◆ Goal ◆
Copy each line of the material below that includes the string "when".

◆ Records provided ◆
(begin)

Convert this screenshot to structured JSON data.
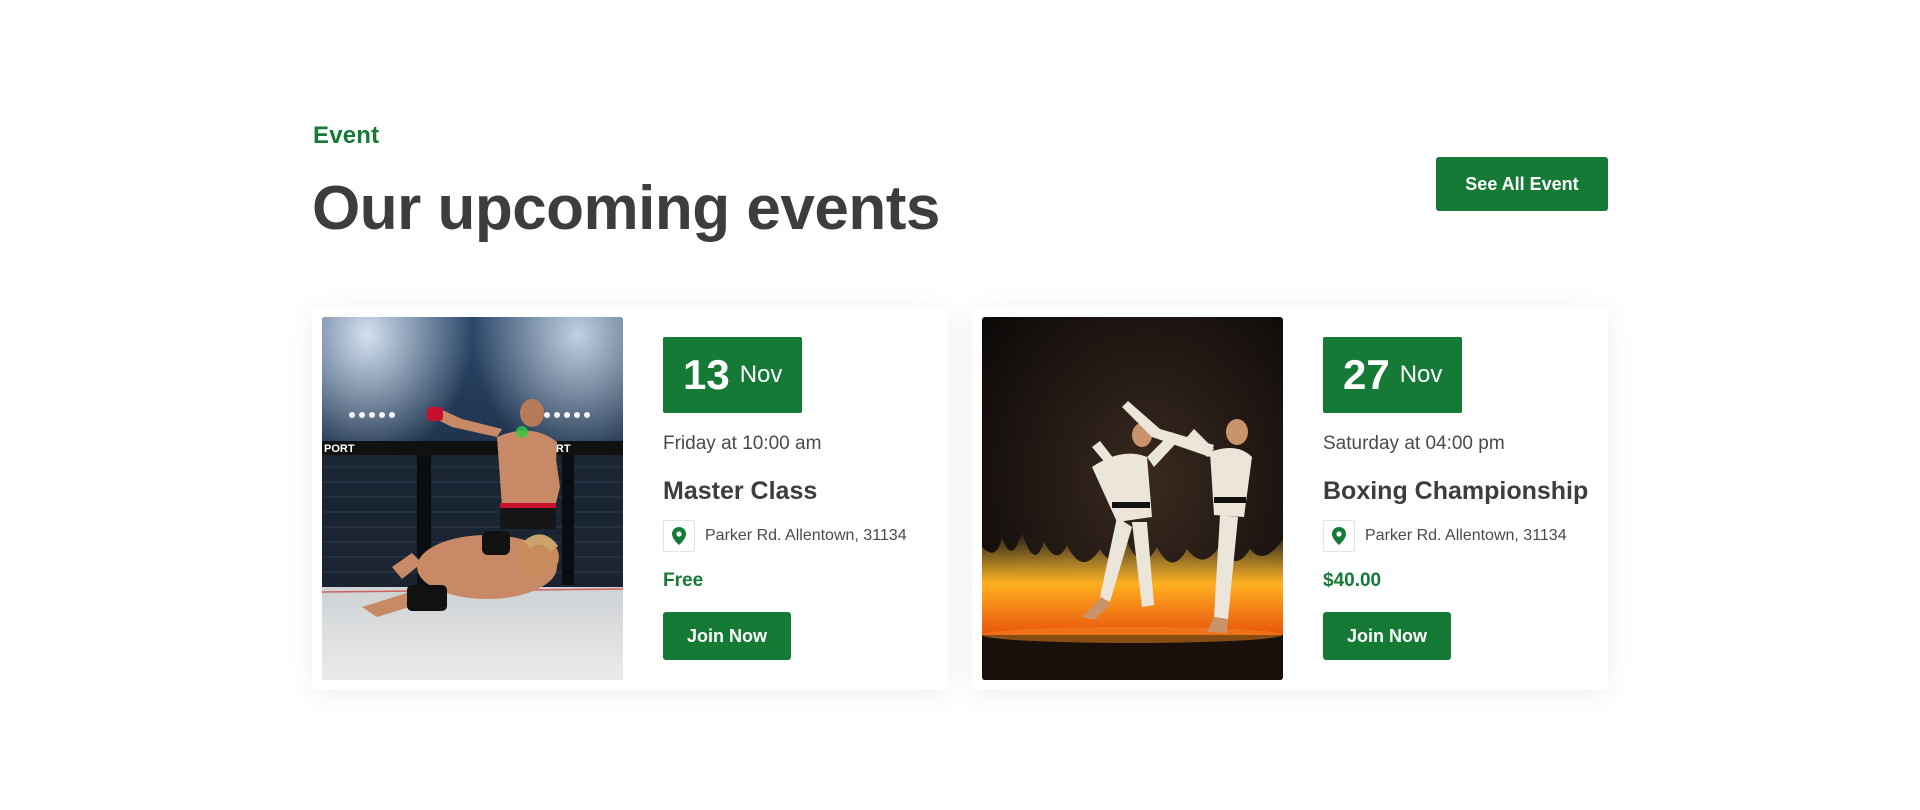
{
  "section": {
    "eyebrow": "Event",
    "heading": "Our upcoming events",
    "see_all_label": "See All Event"
  },
  "events": [
    {
      "day": "13",
      "month": "Nov",
      "when": "Friday at 10:00 am",
      "title": "Master Class",
      "location": "Parker Rd. Allentown, 31134",
      "location_icon": "map-pin-icon",
      "price": "Free",
      "join_label": "Join Now",
      "image_subject": "mma-fight-photo",
      "image_text": "PORT"
    },
    {
      "day": "27",
      "month": "Nov",
      "when": "Saturday at 04:00 pm",
      "title": "Boxing Championship",
      "location": "Parker Rd. Allentown, 31134",
      "location_icon": "map-pin-icon",
      "price": "$40.00",
      "join_label": "Join Now",
      "image_subject": "karate-fire-photo"
    }
  ],
  "colors": {
    "accent": "#147a35",
    "heading": "#3d3d3d",
    "text": "#4a4a4a",
    "background": "#ffffff"
  }
}
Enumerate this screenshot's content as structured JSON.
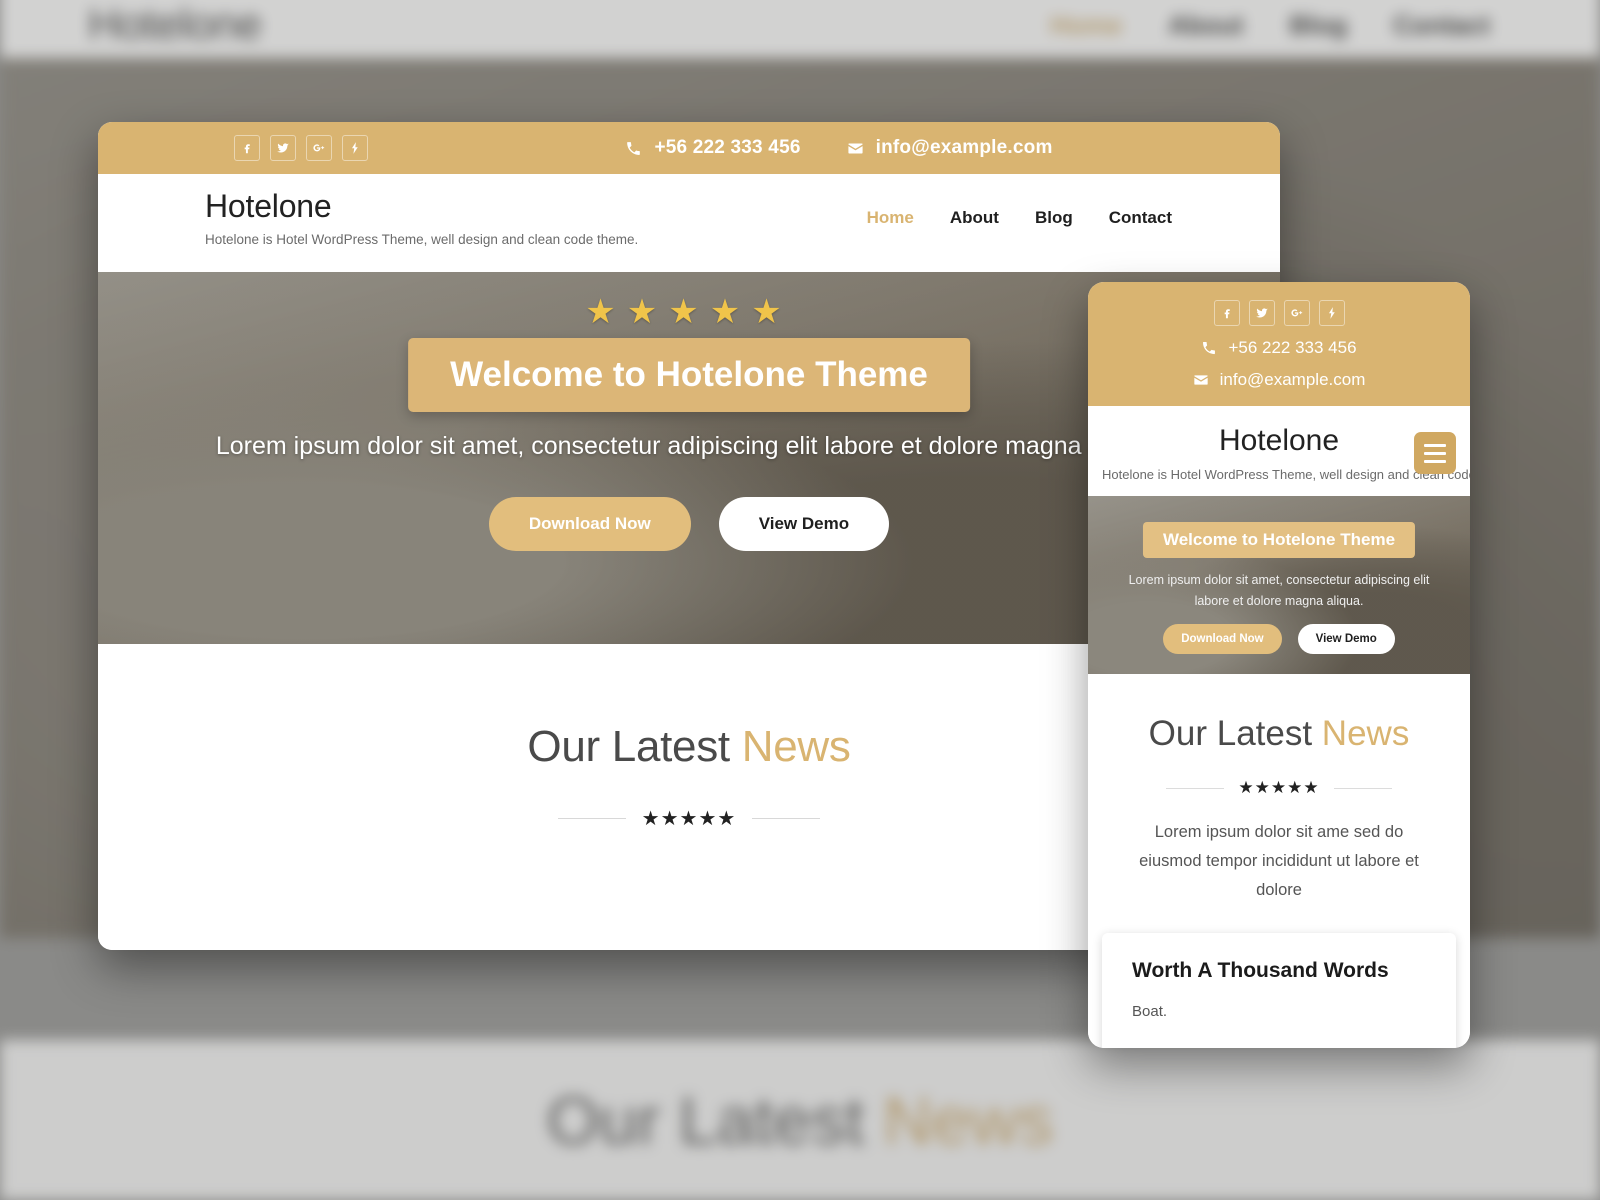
{
  "brand": {
    "name": "Hotelone",
    "tagline": "Hotelone is Hotel WordPress Theme, well design and clean code theme."
  },
  "colors": {
    "gold": "#d9b471",
    "gold_button": "#e2be7d",
    "heading_gray": "#4a4a4a",
    "page_backdrop": "#8a8a88"
  },
  "topbar": {
    "socials": [
      {
        "name": "facebook-icon",
        "glyph": "f"
      },
      {
        "name": "twitter-icon",
        "glyph": "t"
      },
      {
        "name": "google-plus-icon",
        "glyph": "g+"
      },
      {
        "name": "flash-icon",
        "glyph": "s"
      }
    ],
    "phone": "+56 222 333 456",
    "email": "info@example.com",
    "phone_icon": "phone-icon",
    "email_icon": "envelope-icon"
  },
  "nav": {
    "items": [
      {
        "label": "Home",
        "active": true
      },
      {
        "label": "About",
        "active": false
      },
      {
        "label": "Blog",
        "active": false
      },
      {
        "label": "Contact",
        "active": false
      }
    ]
  },
  "hero": {
    "stars": "★★★★★",
    "banner_title": "Welcome to Hotelone Theme",
    "subtitle": "Lorem ipsum dolor sit amet, consectetur adipiscing elit labore et dolore magna aliqua.",
    "mobile_subtitle": "Lorem ipsum dolor sit amet, consectetur adipiscing elit labore et dolore magna aliqua.",
    "primary_button": "Download Now",
    "secondary_button": "View Demo"
  },
  "news": {
    "title_plain": "Our Latest ",
    "title_accent": "News",
    "separator_stars": "★★★★★",
    "description": "Lorem ipsum dolor sit ame sed do eiusmod tempor incididunt ut labore et dolore",
    "card": {
      "title": "Worth A Thousand Words",
      "excerpt": "Boat."
    }
  },
  "mobile": {
    "menu_button": "hamburger-menu"
  },
  "background": {
    "brand": "Hotelone",
    "tagline": "Hotelone is Hotel WordPress Theme, well design and clean code theme.",
    "nav": [
      "Home",
      "About",
      "Blog",
      "Contact"
    ],
    "news_plain": "Our Latest ",
    "news_accent": "News"
  }
}
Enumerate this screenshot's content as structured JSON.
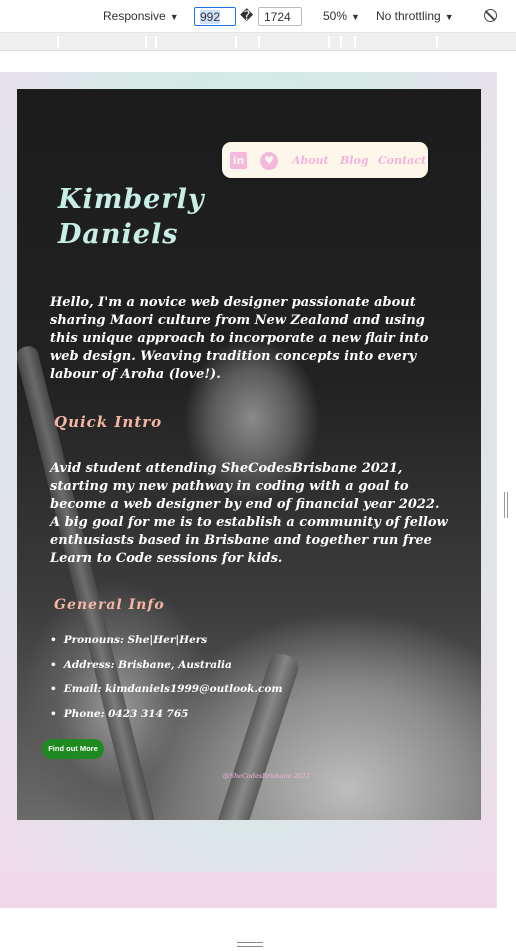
{
  "devtools": {
    "device": "Responsive",
    "width": "992",
    "separator": "�",
    "height": "1724",
    "zoom": "50%",
    "throttling": "No throttling"
  },
  "nav": {
    "linkedin_icon": "linkedin-icon",
    "heart_icon": "heart-icon",
    "links": [
      "About",
      "Blog",
      "Contact"
    ]
  },
  "hero": {
    "name_line1": "Kimberly",
    "name_line2": "Daniels",
    "intro": "Hello, I'm a novice web designer passionate about sharing Maori culture from New Zealand and using this unique approach to incorporate a new flair into web design. Weaving tradition concepts into every labour of Aroha (love!).",
    "quick_intro_heading": "Quick Intro",
    "quick_intro": "Avid student attending SheCodesBrisbane 2021, starting my new pathway in coding with a goal to become a web designer by end of financial year 2022. A big goal for me is to establish a community of fellow enthusiasts based in Brisbane and together run free Learn to Code sessions for kids.",
    "general_info_heading": "General Info",
    "info": [
      "Pronouns: She|Her|Hers",
      "Address: Brisbane, Australia",
      "Email: kimdaniels1999@outlook.com",
      "Phone: 0423 314 765"
    ],
    "cta_label": "Find out More",
    "credit": "@SheCodesBrisbane 2021"
  },
  "colors": {
    "name": "#c7efe6",
    "heading": "#f5b7a4",
    "nav_link": "#f3b3db",
    "cta": "#1f8a1f"
  }
}
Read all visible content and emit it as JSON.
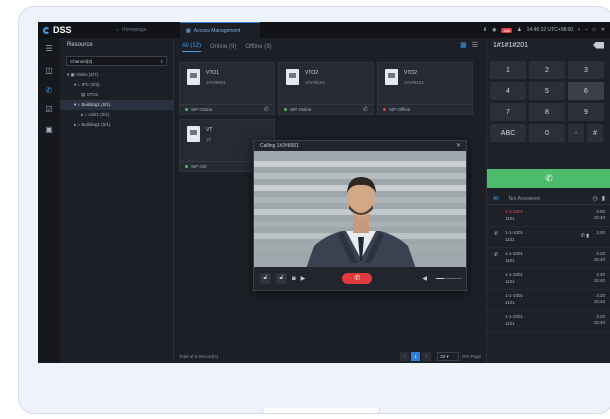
{
  "app": {
    "logo": "DSS",
    "tabs": [
      {
        "label": "Homepage",
        "icon": "home-icon"
      },
      {
        "label": "Access Management",
        "icon": "grid-icon"
      }
    ],
    "status_badge": "888",
    "time": "14:46:32 UTC+08:00"
  },
  "sidebar": {
    "icons": [
      "menu-icon",
      "book-icon",
      "phone-icon",
      "calendar-check-icon",
      "monitor-icon"
    ]
  },
  "tree": {
    "title": "Resource",
    "search_value": "Channel(3)",
    "nodes": [
      {
        "label": "Video (4/7)",
        "level": 0,
        "toggle": "▾",
        "icon": "▣"
      },
      {
        "label": "IPC (0/3)",
        "level": 1,
        "toggle": "▾",
        "icon": "⌂"
      },
      {
        "label": "VTO1",
        "level": 2,
        "toggle": "",
        "icon": "▤"
      },
      {
        "label": "Building1 (0/1)",
        "level": 1,
        "toggle": "▾",
        "icon": "⌂",
        "selected": true
      },
      {
        "label": "Unit1 (0/1)",
        "level": 2,
        "toggle": "▸",
        "icon": "⌂"
      },
      {
        "label": "Building1 (0/1)",
        "level": 1,
        "toggle": "▸",
        "icon": "⌂"
      }
    ]
  },
  "main": {
    "filters": [
      {
        "label": "All (12)",
        "active": true
      },
      {
        "label": "Online (9)",
        "active": false
      },
      {
        "label": "Offline (3)",
        "active": false
      }
    ],
    "cards": [
      {
        "name": "VTO1",
        "number": "1#1#8001",
        "status": "SIP Online",
        "status_color": "#4cbb6c",
        "action": "phone"
      },
      {
        "name": "VTO2",
        "number": "1#1#8101",
        "status": "SIP Online",
        "status_color": "#4cbb6c",
        "action": "phone"
      },
      {
        "name": "VTO2",
        "number": "1#1#8101",
        "status": "SIP Offline",
        "status_color": "#e0393e",
        "action": "none"
      },
      {
        "name": "VT",
        "number": "1#",
        "status": "SIP Onl",
        "status_color": "#4cbb6c",
        "action": "none"
      }
    ],
    "pager": {
      "total_text": "Total of 5 Record(s)",
      "page": "1",
      "per_page": "20",
      "per_page_label": "Per Page"
    }
  },
  "call_dialog": {
    "title": "Calling 1#2#8001"
  },
  "dial": {
    "display": "1#1#1#201",
    "keys": [
      "1",
      "2",
      "3",
      "4",
      "5",
      "6",
      "7",
      "8",
      "9",
      "ABC",
      "0",
      "-",
      "#"
    ],
    "active_key": "6",
    "record_tabs": [
      {
        "label": "All",
        "active": true
      },
      {
        "label": "Not Answered",
        "active": false
      }
    ],
    "records": [
      {
        "number": "1-1-1001",
        "name": "1101",
        "date": "3.00",
        "time": "15:40",
        "missed": true,
        "outgoing": false,
        "actions": false
      },
      {
        "number": "1-1-1001",
        "name": "1101",
        "date": "3.00",
        "time": "",
        "missed": false,
        "outgoing": true,
        "actions": true
      },
      {
        "number": "1-1-1001",
        "name": "1101",
        "date": "3.20",
        "time": "15:40",
        "missed": false,
        "outgoing": true,
        "actions": false
      },
      {
        "number": "1-1-1001",
        "name": "1101",
        "date": "3.20",
        "time": "15:40",
        "missed": false,
        "outgoing": false,
        "actions": false
      },
      {
        "number": "1-1-1001",
        "name": "1101",
        "date": "3.20",
        "time": "15:40",
        "missed": false,
        "outgoing": false,
        "actions": false
      },
      {
        "number": "1-1-1001",
        "name": "1101",
        "date": "3.20",
        "time": "15:40",
        "missed": false,
        "outgoing": false,
        "actions": false
      }
    ]
  }
}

(end)

◆ The completed task ◆
      "when": "Friday at 10:00 am",
      "when": "Saturday at 04:00 pm",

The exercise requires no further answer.